■ **INSTRUCTIONS TO FOLLOW**: Comb the records below for the string "造成頭胸腹部挫傷" and copy each line where it turns up.

■ **RECORDS SUPPLIED**:

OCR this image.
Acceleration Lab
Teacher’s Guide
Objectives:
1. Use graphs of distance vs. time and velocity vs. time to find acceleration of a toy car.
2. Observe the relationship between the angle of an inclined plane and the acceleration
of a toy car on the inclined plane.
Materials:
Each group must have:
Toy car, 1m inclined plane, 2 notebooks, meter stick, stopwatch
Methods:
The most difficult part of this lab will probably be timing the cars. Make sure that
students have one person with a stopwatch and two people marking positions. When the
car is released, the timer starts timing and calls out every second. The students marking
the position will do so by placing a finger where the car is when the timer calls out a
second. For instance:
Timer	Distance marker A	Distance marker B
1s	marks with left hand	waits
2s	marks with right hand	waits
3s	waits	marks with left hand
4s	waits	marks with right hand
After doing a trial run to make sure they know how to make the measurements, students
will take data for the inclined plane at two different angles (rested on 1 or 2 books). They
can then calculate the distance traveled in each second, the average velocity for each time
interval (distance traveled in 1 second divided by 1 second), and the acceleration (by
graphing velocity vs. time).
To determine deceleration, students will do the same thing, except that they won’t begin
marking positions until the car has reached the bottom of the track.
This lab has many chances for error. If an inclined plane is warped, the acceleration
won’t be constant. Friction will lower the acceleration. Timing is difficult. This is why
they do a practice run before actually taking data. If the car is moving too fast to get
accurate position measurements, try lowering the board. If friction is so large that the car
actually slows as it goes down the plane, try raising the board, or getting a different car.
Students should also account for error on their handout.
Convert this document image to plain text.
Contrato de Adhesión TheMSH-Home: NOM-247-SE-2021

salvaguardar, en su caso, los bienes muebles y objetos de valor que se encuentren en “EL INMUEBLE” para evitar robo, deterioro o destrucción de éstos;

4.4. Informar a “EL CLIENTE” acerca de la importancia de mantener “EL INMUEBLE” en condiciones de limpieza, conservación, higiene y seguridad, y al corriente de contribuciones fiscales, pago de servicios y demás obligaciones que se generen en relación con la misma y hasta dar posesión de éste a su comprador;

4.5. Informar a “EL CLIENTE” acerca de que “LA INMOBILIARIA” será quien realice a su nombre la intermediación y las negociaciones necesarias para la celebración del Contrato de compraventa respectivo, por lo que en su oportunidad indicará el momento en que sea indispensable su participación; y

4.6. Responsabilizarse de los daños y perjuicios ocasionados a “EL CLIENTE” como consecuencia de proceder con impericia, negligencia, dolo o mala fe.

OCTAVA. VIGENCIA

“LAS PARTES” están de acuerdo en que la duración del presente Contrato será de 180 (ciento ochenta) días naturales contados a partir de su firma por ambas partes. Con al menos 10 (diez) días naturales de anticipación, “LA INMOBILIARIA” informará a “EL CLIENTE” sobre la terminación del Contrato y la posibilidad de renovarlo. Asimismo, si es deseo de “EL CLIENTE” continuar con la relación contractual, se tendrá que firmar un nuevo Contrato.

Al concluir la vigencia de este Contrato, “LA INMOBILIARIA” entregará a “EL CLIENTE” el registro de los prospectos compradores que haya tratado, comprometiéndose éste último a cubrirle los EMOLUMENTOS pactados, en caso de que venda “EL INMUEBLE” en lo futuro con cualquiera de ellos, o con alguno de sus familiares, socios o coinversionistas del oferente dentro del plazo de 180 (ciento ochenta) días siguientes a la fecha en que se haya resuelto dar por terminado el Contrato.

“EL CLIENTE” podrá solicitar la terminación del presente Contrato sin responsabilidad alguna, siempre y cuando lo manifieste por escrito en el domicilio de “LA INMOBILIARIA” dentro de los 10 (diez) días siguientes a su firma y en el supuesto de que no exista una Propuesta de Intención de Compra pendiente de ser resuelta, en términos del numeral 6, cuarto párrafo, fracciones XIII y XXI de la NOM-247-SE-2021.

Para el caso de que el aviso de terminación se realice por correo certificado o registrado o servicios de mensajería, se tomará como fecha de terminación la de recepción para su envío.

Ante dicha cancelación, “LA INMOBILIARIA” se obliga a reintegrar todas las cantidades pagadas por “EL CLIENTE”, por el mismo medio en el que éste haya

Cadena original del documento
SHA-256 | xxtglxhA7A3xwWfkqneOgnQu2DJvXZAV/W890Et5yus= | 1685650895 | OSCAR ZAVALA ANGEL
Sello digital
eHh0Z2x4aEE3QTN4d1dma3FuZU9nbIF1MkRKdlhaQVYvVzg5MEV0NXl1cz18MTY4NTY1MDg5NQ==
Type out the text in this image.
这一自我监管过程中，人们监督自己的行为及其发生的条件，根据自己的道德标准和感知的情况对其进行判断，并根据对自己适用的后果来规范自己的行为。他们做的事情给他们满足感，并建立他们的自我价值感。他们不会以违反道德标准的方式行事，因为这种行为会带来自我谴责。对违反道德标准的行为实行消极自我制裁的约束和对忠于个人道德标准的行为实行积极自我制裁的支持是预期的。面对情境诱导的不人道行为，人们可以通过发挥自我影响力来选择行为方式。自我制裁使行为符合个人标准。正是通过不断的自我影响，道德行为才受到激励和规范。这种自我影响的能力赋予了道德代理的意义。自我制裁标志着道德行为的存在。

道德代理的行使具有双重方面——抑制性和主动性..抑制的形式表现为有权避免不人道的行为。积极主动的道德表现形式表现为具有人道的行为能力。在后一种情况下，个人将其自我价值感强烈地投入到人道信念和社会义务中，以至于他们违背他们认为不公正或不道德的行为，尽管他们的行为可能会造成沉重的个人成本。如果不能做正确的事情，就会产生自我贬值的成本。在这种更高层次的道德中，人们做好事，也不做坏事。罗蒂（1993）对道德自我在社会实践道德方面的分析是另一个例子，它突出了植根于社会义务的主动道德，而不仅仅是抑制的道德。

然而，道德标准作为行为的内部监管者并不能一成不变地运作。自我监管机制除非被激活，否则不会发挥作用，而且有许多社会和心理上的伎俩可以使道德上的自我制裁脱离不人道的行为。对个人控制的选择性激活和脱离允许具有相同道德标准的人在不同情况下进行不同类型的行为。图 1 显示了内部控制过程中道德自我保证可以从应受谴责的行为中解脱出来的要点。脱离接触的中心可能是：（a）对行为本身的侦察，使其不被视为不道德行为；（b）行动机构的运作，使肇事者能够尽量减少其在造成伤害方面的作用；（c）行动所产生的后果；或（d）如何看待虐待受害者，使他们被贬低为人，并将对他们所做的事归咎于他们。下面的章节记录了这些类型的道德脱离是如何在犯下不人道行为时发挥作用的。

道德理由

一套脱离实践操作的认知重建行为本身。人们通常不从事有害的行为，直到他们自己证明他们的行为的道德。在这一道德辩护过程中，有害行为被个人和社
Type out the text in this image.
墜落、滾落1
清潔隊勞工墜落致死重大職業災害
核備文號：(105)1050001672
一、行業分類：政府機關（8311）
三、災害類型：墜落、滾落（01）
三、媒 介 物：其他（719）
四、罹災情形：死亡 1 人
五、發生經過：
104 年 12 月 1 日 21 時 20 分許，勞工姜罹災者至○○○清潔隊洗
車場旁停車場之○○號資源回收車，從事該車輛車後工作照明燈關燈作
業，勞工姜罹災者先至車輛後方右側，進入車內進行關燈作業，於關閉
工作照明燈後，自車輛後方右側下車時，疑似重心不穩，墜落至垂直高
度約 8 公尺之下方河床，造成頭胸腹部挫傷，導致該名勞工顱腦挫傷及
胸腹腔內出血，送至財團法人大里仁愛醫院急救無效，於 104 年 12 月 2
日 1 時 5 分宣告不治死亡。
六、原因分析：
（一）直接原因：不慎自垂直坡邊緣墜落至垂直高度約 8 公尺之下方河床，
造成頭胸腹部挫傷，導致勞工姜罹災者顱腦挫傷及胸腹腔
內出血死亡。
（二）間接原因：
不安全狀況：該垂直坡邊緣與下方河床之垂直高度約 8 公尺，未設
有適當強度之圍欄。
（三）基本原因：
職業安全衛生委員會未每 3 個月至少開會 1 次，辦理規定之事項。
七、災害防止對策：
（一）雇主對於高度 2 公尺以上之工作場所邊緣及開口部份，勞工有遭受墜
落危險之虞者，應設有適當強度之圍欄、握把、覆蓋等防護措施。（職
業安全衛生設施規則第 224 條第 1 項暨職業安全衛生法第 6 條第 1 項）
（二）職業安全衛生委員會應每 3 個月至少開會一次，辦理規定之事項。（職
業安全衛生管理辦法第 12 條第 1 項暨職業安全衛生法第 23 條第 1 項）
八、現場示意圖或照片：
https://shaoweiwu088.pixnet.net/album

■ **TASK RESULT**:
度約 8 公尺之下方河床，造成頭胸腹部挫傷，導致該名勞工顱腦挫傷及
造成頭胸腹部挫傷，導致勞工姜罹災者顱腦挫傷及胸腹腔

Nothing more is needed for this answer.